■ Task instructions ■
Format the data from its first line up to and including the line containing "stone-P7-move-186[interactable]: 186: [416, 193, 443, 220]" as a Markdown table with the columns Row and Entry, omitting any blank lines.

※ ※ ※

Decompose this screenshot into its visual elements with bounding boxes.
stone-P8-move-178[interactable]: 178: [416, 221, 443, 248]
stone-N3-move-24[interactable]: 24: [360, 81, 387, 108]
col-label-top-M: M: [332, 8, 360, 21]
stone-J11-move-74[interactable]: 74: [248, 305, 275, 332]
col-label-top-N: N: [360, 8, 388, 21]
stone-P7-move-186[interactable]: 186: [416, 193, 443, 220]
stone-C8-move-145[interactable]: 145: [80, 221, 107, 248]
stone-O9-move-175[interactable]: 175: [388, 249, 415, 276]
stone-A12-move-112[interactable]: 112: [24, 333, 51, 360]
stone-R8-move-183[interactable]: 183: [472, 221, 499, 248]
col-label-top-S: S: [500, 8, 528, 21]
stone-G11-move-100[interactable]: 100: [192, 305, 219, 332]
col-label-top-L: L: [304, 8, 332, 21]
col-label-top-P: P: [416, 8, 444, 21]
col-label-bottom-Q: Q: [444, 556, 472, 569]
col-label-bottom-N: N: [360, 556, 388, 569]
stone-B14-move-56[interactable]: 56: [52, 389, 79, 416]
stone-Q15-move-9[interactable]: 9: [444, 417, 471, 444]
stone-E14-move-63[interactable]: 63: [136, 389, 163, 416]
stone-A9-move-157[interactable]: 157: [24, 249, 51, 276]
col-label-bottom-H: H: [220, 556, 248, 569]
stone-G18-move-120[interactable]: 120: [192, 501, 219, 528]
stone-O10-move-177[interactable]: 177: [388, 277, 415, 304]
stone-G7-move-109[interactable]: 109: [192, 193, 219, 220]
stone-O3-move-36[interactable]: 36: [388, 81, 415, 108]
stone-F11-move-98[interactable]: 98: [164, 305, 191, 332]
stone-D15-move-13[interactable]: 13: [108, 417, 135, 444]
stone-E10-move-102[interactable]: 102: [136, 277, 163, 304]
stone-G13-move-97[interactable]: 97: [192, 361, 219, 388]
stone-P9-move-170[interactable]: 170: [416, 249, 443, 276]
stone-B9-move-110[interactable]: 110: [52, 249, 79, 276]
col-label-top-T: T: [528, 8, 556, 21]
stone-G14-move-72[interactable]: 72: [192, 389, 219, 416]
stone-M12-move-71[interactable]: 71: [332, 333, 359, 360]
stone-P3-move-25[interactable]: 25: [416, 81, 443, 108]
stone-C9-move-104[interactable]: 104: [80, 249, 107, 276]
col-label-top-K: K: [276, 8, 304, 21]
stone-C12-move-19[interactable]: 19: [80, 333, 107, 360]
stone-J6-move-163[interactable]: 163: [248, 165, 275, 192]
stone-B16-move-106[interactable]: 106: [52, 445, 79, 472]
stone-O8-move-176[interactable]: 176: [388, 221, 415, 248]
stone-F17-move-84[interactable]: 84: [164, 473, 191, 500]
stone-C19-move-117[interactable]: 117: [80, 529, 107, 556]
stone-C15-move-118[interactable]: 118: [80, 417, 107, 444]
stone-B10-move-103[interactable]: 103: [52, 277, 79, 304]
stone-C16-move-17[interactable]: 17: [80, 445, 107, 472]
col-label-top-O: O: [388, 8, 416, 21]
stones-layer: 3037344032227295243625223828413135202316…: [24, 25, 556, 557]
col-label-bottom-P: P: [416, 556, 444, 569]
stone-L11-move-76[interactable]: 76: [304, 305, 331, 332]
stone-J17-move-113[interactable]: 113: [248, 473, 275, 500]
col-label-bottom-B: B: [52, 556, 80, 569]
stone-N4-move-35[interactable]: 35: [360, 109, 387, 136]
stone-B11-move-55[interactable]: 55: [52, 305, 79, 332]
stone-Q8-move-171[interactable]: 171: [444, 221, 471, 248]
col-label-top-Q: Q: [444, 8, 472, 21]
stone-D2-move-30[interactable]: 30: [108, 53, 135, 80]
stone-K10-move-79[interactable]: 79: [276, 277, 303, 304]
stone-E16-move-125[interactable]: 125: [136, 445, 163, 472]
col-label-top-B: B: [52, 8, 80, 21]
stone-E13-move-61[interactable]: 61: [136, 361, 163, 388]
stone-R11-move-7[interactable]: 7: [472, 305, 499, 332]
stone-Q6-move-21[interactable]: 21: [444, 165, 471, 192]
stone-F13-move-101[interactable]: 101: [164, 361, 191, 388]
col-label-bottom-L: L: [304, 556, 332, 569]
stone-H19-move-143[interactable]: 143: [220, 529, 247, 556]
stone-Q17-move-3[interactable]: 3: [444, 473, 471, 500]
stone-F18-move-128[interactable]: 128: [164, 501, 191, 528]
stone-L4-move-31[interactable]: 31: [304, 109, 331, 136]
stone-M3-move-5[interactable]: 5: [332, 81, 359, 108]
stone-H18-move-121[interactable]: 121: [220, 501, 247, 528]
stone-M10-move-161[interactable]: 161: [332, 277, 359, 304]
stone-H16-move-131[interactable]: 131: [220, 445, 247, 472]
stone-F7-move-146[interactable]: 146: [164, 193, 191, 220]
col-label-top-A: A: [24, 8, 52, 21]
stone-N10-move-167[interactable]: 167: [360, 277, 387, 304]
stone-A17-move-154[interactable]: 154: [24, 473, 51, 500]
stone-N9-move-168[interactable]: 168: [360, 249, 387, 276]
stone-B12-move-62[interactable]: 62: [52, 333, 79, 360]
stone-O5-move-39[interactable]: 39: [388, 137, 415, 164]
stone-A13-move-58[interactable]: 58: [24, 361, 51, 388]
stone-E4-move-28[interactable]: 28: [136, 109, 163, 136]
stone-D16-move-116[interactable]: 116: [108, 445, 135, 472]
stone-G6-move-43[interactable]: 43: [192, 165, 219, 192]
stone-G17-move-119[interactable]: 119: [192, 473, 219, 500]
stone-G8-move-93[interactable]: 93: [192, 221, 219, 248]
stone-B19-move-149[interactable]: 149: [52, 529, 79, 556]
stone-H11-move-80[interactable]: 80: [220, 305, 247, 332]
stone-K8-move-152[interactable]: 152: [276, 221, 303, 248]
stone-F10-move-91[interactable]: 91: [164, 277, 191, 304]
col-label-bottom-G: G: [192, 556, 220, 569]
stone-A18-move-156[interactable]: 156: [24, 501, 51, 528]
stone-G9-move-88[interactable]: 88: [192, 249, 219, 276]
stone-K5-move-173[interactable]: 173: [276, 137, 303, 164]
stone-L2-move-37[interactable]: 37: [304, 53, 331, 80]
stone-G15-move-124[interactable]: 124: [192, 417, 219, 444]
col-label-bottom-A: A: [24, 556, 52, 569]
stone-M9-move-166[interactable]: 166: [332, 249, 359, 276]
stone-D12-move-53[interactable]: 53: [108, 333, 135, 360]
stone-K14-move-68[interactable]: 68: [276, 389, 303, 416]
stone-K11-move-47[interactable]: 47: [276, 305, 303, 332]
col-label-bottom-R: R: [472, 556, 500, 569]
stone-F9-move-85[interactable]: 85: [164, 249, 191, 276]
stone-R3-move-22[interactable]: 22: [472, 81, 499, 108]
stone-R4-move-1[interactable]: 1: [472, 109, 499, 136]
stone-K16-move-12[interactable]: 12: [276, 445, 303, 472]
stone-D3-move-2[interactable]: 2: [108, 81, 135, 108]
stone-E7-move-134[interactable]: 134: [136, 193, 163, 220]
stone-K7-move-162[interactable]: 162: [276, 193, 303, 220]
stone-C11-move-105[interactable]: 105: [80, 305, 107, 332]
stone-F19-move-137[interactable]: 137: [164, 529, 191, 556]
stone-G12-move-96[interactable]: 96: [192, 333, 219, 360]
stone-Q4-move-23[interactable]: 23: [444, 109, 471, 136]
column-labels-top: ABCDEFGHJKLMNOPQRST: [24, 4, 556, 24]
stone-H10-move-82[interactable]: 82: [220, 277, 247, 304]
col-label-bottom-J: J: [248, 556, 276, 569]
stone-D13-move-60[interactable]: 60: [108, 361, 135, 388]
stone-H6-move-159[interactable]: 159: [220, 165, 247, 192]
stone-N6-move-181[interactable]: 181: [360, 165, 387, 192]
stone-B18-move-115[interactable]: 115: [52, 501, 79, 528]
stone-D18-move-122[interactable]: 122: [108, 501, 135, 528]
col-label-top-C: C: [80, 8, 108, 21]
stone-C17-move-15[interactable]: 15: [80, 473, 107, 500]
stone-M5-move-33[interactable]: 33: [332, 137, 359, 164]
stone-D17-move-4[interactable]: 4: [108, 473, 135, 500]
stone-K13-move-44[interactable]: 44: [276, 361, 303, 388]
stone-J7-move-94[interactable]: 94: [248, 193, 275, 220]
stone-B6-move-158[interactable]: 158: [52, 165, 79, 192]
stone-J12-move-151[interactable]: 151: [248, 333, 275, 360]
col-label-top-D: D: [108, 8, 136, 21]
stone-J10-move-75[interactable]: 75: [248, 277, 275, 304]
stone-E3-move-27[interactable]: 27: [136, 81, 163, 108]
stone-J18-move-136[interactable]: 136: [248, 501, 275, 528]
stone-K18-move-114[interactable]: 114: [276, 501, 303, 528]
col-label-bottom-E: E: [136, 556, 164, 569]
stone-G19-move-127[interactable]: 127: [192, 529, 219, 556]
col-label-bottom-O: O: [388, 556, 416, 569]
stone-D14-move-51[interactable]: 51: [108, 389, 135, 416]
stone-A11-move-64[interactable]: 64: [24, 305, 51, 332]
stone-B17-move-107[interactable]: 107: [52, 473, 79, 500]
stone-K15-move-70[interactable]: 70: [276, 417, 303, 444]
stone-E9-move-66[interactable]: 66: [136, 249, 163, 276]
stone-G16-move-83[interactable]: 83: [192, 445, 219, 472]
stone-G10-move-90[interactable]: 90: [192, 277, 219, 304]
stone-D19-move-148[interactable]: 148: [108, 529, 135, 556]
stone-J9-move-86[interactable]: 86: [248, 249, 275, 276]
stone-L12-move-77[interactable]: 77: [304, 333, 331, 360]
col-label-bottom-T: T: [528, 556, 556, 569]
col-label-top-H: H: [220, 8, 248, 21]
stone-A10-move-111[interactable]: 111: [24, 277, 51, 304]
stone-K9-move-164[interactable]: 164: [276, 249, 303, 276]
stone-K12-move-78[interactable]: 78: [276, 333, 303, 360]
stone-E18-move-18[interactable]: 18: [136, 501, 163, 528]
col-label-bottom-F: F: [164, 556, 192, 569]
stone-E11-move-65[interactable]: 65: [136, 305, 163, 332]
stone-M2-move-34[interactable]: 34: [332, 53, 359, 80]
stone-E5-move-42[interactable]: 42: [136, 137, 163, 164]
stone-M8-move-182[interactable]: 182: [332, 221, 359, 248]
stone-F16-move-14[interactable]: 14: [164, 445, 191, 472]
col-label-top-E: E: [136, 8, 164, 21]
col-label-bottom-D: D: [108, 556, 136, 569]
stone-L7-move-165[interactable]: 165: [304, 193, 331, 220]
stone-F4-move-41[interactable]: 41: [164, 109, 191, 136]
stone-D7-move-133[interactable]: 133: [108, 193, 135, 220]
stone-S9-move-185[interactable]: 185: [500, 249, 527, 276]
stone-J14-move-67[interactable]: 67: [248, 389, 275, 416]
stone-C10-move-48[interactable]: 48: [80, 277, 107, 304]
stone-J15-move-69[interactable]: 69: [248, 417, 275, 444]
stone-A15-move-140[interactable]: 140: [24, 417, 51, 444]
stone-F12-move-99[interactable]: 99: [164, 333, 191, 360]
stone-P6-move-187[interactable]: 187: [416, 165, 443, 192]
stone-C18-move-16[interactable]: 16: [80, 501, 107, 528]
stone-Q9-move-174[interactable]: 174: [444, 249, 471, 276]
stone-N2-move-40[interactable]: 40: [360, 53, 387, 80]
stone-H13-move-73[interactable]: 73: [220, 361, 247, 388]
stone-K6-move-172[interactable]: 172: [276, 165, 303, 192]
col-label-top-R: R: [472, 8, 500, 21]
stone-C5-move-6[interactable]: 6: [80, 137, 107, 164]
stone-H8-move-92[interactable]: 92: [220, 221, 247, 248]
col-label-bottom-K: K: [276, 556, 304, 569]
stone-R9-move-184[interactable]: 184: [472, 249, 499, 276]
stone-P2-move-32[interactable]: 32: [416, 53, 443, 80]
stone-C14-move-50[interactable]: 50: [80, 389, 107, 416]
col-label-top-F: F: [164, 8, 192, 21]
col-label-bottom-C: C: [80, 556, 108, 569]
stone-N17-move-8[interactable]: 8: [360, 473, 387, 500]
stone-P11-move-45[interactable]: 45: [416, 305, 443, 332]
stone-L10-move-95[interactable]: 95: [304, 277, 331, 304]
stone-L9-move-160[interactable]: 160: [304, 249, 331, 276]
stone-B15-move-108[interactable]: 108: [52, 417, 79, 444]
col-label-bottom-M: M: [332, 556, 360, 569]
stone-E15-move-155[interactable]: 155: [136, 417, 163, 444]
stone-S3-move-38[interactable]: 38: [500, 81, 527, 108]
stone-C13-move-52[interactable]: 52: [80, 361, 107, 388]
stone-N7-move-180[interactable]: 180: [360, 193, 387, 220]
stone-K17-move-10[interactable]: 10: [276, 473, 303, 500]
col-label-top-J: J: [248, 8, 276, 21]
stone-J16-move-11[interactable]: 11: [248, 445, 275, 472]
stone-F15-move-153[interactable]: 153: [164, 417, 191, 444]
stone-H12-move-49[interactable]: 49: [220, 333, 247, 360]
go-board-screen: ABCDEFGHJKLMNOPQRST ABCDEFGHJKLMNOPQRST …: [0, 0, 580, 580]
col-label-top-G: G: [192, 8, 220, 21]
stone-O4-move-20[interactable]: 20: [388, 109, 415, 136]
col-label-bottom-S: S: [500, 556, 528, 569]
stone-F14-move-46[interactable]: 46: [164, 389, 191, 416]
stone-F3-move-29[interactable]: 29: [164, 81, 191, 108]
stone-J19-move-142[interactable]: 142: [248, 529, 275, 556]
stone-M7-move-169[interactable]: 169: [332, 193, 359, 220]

※ ※ ※

■ Expected output ■
| Row | Entry |
|---|---|
| 1 | Decompose this screenshot into its visual elements with bounding boxes. |
| 2 | stone-P8-move-178[interactable]: 178: [416, 221, 443, 248] |
| 3 | stone-N3-move-24[interactable]: 24: [360, 81, 387, 108] |
| 4 | col-label-top-M: M: [332, 8, 360, 21] |
| 5 | stone-J11-move-74[interactable]: 74: [248, 305, 275, 332] |
| 6 | col-label-top-N: N: [360, 8, 388, 21] |
| 7 | stone-P7-move-186[interactable]: 186: [416, 193, 443, 220] |